Required action: In the text below on social media and young minds, list each thing the Mayo Clinic quotation says social media use exposes teens to.

Friday, July 1, 2022
Bad for Young Minds – So Give Them More
Bad for Young Minds – So Give Them More
“But everybody has one!”
Studies roll out, in medical publications and in testimony before various congressional committees, that excess exposure to the “norms” of social media, while having some connective and informational value, is generally more harmful to younger minds. According to the Mayo Clinic, “social media use can also negatively affect teens, distracting them, disrupting their sleep, and exposing them to bullying, rumor spreading, unrealistic views of other people's lives and peer pressure… Other studies also have observed links between high levels of social media use and depression or anxiety symptoms. A 2016 study of more than 450 teens found that greater social media use, nighttime social media use and emotional investment in social media — such as feeling upset when prevented from logging on — were each linked with worse sleep quality and higher levels of anxiety and depression.”

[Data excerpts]
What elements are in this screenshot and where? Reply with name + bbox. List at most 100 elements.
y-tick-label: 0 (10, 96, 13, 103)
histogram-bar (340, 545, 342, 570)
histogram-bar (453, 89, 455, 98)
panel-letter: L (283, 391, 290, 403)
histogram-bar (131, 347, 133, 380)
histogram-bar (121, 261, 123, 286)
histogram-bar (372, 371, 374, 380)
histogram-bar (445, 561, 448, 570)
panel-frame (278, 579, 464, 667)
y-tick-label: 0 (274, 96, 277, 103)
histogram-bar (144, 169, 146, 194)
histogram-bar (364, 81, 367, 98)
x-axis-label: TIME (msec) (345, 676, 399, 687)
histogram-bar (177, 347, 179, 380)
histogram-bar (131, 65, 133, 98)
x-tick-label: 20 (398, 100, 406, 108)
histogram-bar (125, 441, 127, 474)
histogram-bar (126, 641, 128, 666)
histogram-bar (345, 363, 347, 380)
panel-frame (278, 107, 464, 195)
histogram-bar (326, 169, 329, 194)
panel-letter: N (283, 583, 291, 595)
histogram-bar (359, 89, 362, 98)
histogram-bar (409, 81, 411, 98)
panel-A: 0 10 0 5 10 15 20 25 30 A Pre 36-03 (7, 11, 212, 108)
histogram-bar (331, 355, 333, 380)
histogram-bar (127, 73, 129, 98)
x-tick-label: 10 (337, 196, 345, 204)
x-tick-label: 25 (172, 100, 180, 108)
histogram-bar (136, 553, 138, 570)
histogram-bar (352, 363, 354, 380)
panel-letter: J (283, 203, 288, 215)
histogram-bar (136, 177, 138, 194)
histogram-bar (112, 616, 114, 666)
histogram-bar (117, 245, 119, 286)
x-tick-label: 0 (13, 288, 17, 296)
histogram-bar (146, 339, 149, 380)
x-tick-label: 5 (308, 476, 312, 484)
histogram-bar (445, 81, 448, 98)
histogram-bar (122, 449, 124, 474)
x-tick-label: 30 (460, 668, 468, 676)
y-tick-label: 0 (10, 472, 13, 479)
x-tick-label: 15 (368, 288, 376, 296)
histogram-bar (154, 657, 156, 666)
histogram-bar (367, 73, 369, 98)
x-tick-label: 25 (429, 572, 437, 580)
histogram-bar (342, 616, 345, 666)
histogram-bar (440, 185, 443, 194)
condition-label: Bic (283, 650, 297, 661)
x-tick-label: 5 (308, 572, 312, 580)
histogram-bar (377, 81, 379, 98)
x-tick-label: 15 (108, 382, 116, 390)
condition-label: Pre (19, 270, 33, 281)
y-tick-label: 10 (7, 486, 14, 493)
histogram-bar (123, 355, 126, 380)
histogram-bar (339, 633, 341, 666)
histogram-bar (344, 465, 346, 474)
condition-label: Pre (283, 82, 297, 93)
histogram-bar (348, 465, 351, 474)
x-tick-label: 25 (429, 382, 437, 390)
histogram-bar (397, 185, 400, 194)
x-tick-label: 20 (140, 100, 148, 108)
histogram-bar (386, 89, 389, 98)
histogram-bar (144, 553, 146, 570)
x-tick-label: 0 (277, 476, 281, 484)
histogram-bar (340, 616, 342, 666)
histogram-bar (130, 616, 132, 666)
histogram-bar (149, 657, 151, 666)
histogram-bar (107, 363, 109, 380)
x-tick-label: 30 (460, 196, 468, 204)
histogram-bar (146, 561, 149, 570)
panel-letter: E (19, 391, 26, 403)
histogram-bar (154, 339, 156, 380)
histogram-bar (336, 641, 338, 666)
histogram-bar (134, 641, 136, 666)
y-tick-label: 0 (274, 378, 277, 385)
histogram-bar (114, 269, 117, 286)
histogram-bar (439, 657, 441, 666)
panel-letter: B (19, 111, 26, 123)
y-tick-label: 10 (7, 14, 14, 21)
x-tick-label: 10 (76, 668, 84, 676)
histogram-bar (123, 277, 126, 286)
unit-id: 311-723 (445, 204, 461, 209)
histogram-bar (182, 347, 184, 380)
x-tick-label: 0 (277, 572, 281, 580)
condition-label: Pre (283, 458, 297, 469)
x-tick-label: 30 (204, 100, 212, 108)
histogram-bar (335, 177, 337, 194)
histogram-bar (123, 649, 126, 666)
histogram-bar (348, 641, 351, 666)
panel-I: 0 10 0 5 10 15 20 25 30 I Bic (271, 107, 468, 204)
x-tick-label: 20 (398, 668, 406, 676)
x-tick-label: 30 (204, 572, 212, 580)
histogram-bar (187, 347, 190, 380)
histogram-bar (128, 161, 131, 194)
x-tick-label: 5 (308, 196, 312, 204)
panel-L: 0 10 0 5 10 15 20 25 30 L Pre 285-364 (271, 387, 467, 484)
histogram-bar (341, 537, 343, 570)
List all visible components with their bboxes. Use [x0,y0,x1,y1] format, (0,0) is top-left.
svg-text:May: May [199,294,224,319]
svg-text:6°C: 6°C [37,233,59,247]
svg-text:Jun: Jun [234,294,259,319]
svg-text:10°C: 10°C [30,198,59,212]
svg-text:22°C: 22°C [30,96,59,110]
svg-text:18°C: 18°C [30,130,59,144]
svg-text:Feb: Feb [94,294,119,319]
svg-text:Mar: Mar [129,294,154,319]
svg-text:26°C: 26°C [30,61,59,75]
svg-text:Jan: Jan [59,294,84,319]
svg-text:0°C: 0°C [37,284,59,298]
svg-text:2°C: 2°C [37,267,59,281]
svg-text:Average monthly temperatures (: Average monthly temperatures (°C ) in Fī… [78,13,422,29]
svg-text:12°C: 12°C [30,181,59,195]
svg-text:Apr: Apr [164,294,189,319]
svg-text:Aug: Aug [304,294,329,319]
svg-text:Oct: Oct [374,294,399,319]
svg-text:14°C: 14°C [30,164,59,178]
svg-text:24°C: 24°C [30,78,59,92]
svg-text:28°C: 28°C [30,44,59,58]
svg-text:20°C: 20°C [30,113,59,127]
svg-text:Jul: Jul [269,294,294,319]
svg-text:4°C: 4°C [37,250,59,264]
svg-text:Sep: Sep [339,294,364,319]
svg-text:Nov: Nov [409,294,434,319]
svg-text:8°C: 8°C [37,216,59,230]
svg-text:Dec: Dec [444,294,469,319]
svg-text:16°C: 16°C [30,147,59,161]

Task output:
- bullying
- rumor spreading
- unrealistic views of other people's lives
- peer pressure